**Excerpt provided**

-.-.-

- Born: Walter John Cherry 10 May 1932 Ballarat, Victoria, Australia
- Died: 7 March 1986 (aged 53) Boston, Massachusetts, United States
- Education: University of Melbourne
- Occupations: Theatre director; theatre producer; theatre manager; academic; playwright;

= Wal Cherry =

Australian playwright, theatre director, and academic

Walter John Cherry (10 May 1932 – 7 March 1986) was an Australian theatre director, producer, and manager. He was also an academic, playwright, and drama scholar. He was Foundation Chair of Drama at Flinders University in Adelaide from 1967 until around 1980, and also held other positions at the university. Over his career, he directed over 86 performances; wrote a novel and two plays; collaborated on film scripts; published articles and delivered papers in Australia and the United States; and served on many committees.

==Early life and education==
Walter John Cherry was born on 10 May 1932 in Ballarat, Victoria to Victorian parents Walter Joseph Cherry, a commercial artist, and Vera White.

He attended St. Patricks College in Ballarat, and Geelong High School.

-.-.-

**Directive 1**
In the listing, from its first line through the line containing "Decompose this screenshot" (both included), replace "Ellipse shape" with "Oval shape" and leave every other word as it is. Give back only those lines.

-.-.-

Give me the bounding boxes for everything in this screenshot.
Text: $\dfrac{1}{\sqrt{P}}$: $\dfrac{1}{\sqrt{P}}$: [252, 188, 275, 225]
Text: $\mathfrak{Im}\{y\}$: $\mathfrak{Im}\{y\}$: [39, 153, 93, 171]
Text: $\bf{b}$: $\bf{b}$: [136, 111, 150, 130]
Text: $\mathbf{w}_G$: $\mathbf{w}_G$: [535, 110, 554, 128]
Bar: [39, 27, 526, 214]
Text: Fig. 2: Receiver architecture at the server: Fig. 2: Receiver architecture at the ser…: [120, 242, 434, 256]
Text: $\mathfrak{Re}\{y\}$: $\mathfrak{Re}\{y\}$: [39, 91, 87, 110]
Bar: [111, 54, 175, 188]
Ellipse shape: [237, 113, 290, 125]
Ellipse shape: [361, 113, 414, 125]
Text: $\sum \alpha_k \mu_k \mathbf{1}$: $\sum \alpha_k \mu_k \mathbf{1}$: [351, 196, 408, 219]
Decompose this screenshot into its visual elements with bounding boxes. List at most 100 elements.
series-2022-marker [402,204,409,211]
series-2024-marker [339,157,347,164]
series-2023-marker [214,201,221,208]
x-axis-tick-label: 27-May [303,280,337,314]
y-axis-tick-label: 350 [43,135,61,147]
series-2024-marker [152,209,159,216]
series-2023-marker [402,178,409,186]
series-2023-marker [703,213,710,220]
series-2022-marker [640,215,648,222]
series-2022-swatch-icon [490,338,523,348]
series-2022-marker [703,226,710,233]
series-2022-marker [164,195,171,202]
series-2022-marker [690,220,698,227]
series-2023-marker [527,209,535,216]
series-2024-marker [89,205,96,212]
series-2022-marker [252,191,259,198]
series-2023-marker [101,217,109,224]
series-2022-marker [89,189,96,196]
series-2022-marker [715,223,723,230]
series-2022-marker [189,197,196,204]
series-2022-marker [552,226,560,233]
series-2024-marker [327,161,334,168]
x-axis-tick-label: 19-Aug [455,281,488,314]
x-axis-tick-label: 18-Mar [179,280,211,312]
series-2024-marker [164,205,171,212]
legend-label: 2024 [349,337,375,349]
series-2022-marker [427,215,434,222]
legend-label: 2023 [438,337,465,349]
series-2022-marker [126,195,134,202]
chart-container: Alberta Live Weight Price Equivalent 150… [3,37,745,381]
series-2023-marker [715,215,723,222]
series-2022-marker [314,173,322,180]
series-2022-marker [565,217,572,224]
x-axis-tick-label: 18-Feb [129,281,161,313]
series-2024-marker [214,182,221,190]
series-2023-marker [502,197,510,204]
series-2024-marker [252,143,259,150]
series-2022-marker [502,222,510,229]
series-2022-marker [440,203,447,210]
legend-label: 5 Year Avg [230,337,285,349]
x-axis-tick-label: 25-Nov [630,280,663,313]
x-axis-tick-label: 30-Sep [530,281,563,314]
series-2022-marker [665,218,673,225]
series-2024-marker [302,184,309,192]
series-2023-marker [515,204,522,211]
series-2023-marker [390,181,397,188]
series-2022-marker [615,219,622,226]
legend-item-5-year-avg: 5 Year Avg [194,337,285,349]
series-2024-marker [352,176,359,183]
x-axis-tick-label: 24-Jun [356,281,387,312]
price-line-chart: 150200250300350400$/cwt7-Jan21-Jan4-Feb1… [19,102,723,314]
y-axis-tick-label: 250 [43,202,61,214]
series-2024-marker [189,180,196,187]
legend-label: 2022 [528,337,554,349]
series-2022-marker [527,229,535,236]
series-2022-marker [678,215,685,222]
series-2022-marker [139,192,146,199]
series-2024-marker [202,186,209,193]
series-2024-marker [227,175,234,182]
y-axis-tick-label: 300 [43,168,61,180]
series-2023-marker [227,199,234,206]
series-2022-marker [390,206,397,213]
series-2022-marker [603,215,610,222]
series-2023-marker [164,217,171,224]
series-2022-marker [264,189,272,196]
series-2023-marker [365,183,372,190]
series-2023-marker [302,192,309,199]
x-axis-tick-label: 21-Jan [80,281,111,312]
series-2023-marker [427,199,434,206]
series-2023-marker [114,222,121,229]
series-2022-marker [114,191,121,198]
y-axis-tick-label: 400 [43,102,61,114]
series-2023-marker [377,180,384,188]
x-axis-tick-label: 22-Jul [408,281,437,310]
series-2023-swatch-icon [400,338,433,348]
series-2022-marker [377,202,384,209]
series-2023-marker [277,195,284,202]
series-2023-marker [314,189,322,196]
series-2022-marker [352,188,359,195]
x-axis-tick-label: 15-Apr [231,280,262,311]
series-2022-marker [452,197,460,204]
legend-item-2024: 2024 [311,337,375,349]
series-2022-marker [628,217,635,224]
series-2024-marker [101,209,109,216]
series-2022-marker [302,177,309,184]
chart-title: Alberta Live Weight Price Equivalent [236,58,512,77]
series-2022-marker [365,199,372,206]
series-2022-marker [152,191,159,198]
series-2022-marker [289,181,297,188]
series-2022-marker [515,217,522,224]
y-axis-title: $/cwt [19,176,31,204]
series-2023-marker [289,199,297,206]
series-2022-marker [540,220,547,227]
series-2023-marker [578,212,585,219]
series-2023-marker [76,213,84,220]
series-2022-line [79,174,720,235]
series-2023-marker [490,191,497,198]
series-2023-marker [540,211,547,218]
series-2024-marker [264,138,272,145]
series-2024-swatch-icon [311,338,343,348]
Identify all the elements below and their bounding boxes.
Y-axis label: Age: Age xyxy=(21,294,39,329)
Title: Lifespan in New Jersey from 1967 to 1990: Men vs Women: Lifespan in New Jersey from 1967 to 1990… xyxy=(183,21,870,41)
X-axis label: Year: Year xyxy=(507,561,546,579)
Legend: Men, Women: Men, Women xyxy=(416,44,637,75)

-.-.-

**Directive 2**
Carry on the biography of Wal Cherry from the point where it stops.

**Expected output 1**
Give me the bounding boxes for everything in this screenshot.
Text: $\dfrac{1}{\sqrt{P}}$: $\dfrac{1}{\sqrt{P}}$: [252, 188, 275, 225]
Text: $\mathfrak{Im}\{y\}$: $\mathfrak{Im}\{y\}$: [39, 153, 93, 171]
Text: $\bf{b}$: $\bf{b}$: [136, 111, 150, 130]
Text: $\mathbf{w}_G$: $\mathbf{w}_G$: [535, 110, 554, 128]
Bar: [39, 27, 526, 214]
Text: Fig. 2: Receiver architecture at the server: Fig. 2: Receiver architecture at the ser…: [120, 242, 434, 256]
Text: $\mathfrak{Re}\{y\}$: $\mathfrak{Re}\{y\}$: [39, 91, 87, 110]
Bar: [111, 54, 175, 188]
Oval shape: [237, 113, 290, 125]
Oval shape: [361, 113, 414, 125]
Text: $\sum \alpha_k \mu_k \mathbf{1}$: $\sum \alpha_k \mu_k \mathbf{1}$: [351, 196, 408, 219]
Decompose this screenshot into its visual elements with bounding boxes. List at most 100 elements.

**Expected output 2**
He started studying at the University of Melbourne in 1951, graduating with a Bachelor of Arts in 1954. He was active in student theatre at the university.

==Career==
In 1956 Cherry became director of the Union Theatre Repertory Company (later Melbourne Theatre Company), where he showcased plays by Bertolt Brecht as well as contemporary British and American playwrights. After undertaking a European study tour in 1957, Cherry resigned from Union Theatre in 1959 and established his own theatre workshop and actors' studio.

Cherry adapted Dorothy Blewett's play The First Joanna for ABC Television, which featured Norman Kaye in the lead role and aired in 1961.

As the co-founder and director of the Emerald Hill Theatre Company in Melbourne, Victoria in 1962, Cherry gained a reputation in the early 1960s for innovative programming and bold productions, particularly of Australian plays. Along with George Whaley, he experimented with different acting forms and approaches to theatre, After encountering financial difficulties, the company closed in 1966; however it had inspired a "new wave" of Australian theatre, which grew in Sydney and Melbourne from the late 1960s.

In 1967, Cherry was appointed to the Foundation Chair of Drama at the recently created Flinders University in Adelaide, South Australia. He also chaired the school of language and literature (which became the school of humanities) from 1968 to 1970, and the theatre management committee in from 1968 until 1978, and was dean of University Hall (hall of residence) in from 1970 to 1974. Flinders Drama Centre now has an international reputation, with many successful actors, directors, and playwrights among its alumni of the centre.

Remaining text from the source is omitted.